Lines of data

+ + +

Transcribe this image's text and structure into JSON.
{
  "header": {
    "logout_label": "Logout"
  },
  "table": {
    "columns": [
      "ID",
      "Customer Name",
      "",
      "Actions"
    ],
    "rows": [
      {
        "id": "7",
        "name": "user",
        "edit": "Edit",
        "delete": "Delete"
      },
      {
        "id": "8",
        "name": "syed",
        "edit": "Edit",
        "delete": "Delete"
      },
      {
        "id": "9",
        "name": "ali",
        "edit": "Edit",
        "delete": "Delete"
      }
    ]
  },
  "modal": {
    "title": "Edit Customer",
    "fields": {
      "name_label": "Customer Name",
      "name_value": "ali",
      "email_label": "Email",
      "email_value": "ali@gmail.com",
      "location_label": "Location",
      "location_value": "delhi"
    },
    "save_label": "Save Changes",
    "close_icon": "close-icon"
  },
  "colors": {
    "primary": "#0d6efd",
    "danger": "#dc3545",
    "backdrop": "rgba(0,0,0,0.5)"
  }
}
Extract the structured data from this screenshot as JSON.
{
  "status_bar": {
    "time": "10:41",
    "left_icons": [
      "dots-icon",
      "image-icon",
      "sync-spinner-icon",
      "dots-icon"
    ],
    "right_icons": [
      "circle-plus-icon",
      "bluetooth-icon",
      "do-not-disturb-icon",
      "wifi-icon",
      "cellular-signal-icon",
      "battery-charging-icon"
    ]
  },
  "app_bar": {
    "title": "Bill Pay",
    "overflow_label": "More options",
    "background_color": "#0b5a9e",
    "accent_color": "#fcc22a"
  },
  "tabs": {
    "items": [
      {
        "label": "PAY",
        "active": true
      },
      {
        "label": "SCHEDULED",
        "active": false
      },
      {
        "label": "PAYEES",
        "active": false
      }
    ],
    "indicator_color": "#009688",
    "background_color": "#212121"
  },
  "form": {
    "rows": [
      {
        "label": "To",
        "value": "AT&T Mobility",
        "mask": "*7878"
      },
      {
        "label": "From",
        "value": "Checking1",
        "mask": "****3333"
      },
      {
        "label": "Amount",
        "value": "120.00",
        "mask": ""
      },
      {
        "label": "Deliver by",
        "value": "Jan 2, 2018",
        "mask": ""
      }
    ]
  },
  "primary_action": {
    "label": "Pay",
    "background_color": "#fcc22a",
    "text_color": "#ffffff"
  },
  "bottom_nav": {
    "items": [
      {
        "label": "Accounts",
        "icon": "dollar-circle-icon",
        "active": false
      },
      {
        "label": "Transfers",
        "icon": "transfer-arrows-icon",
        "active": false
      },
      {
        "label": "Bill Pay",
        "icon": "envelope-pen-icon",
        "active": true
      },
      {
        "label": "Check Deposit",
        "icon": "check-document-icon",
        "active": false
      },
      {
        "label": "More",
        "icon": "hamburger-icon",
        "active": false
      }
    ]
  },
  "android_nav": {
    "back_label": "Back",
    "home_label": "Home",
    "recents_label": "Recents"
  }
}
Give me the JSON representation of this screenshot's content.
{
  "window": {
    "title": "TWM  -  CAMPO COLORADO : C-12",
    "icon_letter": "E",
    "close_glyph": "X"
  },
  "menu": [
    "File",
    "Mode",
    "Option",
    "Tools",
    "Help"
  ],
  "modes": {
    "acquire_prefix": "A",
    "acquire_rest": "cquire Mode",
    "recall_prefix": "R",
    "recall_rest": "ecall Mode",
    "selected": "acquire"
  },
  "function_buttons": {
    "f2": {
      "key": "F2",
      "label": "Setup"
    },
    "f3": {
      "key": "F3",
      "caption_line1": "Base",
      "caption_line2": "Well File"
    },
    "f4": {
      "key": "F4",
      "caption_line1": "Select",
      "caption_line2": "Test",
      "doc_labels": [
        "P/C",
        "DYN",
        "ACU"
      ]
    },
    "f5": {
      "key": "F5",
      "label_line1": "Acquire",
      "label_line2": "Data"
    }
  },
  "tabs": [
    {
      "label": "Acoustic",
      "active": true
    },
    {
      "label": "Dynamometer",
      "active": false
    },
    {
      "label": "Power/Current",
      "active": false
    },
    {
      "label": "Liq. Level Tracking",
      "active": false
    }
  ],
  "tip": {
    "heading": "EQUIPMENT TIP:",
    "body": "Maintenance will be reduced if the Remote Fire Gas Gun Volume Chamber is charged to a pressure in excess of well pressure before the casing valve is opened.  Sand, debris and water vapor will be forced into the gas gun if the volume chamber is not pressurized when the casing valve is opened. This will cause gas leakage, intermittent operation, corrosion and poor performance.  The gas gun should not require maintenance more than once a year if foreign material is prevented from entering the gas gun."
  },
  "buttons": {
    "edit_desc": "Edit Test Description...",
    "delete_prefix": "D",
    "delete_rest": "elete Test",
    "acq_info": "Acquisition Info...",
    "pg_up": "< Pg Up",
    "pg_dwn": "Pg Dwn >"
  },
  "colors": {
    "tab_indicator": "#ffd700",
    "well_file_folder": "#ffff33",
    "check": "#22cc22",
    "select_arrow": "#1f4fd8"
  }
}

+ + +

> _EXERCISE DESCRIPTION_: Go through the preceding material and copy each line that has the word "Customer".

> _ANSWER TO THIS EXERCISE_:
      "Customer Name",
    "title": "Edit Customer",
      "name_label": "Customer Name",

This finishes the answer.